▶ _Work to do_
The data must be returned in full and exactly as given.

:: Information provided ::

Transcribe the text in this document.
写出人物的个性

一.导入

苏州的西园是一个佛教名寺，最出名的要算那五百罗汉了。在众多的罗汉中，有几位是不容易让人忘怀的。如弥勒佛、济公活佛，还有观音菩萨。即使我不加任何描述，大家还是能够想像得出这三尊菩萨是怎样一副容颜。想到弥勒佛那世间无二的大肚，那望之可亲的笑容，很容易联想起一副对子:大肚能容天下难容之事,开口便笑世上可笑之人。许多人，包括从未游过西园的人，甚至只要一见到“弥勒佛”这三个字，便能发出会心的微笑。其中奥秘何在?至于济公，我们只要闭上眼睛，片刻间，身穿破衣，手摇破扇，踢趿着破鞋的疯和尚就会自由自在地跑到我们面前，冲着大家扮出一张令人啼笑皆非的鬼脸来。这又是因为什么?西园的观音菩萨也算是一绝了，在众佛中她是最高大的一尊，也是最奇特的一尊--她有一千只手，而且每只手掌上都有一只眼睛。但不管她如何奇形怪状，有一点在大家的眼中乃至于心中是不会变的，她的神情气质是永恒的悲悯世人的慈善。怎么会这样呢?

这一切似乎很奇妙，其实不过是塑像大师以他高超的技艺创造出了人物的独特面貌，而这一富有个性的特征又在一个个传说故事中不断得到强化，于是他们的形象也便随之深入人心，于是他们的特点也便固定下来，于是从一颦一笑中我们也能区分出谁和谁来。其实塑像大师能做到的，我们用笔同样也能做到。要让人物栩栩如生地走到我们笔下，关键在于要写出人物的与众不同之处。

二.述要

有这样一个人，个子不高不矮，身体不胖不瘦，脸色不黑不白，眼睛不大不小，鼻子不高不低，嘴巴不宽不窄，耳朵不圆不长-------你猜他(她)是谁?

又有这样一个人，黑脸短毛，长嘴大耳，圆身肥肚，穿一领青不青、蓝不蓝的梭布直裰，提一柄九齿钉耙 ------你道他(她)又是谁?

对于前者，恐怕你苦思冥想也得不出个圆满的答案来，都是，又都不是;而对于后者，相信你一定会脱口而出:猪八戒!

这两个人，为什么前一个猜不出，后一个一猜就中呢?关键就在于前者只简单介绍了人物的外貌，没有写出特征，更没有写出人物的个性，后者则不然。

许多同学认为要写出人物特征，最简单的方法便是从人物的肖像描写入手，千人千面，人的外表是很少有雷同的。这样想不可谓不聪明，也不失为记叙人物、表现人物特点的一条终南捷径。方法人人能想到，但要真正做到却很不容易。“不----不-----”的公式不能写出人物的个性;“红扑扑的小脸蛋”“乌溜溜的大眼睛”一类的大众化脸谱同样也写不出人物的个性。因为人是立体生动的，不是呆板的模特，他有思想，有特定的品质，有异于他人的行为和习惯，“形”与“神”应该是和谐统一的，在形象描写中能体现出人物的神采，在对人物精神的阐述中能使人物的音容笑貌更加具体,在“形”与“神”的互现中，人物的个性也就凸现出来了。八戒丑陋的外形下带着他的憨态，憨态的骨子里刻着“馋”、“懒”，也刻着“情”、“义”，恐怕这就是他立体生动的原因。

:::

▶ _Answer to this problem_
Transcribe the text in this document.
写出人物的个性

一.导入

苏州的西园是一个佛教名寺，最出名的要算那五百罗汉了。在众多的罗汉中，有几位是不容易让人忘怀的。如弥勒佛、济公活佛，还有观音菩萨。即使我不加任何描述，大家还是能够想像得出这三尊菩萨是怎样一副容颜。想到弥勒佛那世间无二的大肚，那望之可亲的笑容，很容易联想起一副对子:大肚能容天下难容之事,开口便笑世上可笑之人。许多人，包括从未游过西园的人，甚至只要一见到“弥勒佛”这三个字，便能发出会心的微笑。其中奥秘何在?至于济公，我们只要闭上眼睛，片刻间，身穿破衣，手摇破扇，踢趿着破鞋的疯和尚就会自由自在地跑到我们面前，冲着大家扮出一张令人啼笑皆非的鬼脸来。这又是因为什么?西园的观音菩萨也算是一绝了，在众佛中她是最高大的一尊，也是最奇特的一尊--她有一千只手，而且每只手掌上都有一只眼睛。但不管她如何奇形怪状，有一点在大家的眼中乃至于心中是不会变的，她的神情气质是永恒的悲悯世人的慈善。怎么会这样呢?

这一切似乎很奇妙，其实不过是塑像大师以他高超的技艺创造出了人物的独特面貌，而这一富有个性的特征又在一个个传说故事中不断得到强化，于是他们的形象也便随之深入人心，于是他们的特点也便固定下来，于是从一颦一笑中我们也能区分出谁和谁来。其实塑像大师能做到的，我们用笔同样也能做到。要让人物栩栩如生地走到我们笔下，关键在于要写出人物的与众不同之处。

二.述要

有这样一个人，个子不高不矮，身体不胖不瘦，脸色不黑不白，眼睛不大不小，鼻子不高不低，嘴巴不宽不窄，耳朵不圆不长-------你猜他(她)是谁?

又有这样一个人，黑脸短毛，长嘴大耳，圆身肥肚，穿一领青不青、蓝不蓝的梭布直裰，提一柄九齿钉耙 ------你道他(她)又是谁?

对于前者，恐怕你苦思冥想也得不出个圆满的答案来，都是，又都不是;而对于后者，相信你一定会脱口而出:猪八戒!

这两个人，为什么前一个猜不出，后一个一猜就中呢?关键就在于前者只简单介绍了人物的外貌，没有写出特征，更没有写出人物的个性，后者则不然。

许多同学认为要写出人物特征，最简单的方法便是从人物的肖像描写入手，千人千面，人的外表是很少有雷同的。这样想不可谓不聪明，也不失为记叙人物、表现人物特点的一条终南捷径。方法人人能想到，但要真正做到却很不容易。“不----不-----”的公式不能写出人物的个性;“红扑扑的小脸蛋”“乌溜溜的大眼睛”一类的大众化脸谱同样也写不出人物的个性。因为人是立体生动的，不是呆板的模特，他有思想，有特定的品质，有异于他人的行为和习惯，“形”与“神”应该是和谐统一的，在形象描写中能体现出人物的神采，在对人物精神的阐述中能使人物的音容笑貌更加具体,在“形”与“神”的互现中，人物的个性也就凸现出来了。八戒丑陋的外形下带着他的憨态，憨态的骨子里刻着“馋”、“懒”，也刻着“情”、“义”，恐怕这就是他立体生动的原因。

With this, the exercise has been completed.